● WHAT YOU SHOULD DO
Read through the records below and copy each line that uses the word "this".

(Stored records)
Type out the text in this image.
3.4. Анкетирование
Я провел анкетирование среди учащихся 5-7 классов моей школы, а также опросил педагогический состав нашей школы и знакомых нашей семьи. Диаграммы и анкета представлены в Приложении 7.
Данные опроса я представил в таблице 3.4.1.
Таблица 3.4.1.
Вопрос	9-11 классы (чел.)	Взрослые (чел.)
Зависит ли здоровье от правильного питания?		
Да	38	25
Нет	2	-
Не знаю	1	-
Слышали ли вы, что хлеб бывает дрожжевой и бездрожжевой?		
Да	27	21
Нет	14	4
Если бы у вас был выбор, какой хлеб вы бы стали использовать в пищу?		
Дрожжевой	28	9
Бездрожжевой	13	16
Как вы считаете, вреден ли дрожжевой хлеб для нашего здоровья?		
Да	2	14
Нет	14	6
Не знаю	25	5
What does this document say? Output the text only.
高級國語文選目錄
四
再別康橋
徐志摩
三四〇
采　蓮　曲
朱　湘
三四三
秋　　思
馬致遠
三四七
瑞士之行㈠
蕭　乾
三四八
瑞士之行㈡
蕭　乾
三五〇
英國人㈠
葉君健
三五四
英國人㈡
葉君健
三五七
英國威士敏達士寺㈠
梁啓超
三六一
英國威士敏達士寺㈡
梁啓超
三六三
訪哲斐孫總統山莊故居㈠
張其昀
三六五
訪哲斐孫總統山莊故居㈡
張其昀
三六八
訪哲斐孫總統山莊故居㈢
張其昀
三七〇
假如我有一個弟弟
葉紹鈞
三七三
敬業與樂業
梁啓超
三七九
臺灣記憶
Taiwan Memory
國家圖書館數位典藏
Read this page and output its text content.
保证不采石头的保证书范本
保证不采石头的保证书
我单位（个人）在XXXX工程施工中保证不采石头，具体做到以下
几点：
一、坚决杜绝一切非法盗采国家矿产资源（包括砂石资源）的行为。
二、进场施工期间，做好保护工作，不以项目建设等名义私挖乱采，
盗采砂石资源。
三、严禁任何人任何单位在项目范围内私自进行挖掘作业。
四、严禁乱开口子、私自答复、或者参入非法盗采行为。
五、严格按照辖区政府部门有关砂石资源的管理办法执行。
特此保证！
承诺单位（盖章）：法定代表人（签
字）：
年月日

● TASK RESULT
Type out the text in this image.
What does this document say? Output the text only.
Read this page and output its text content.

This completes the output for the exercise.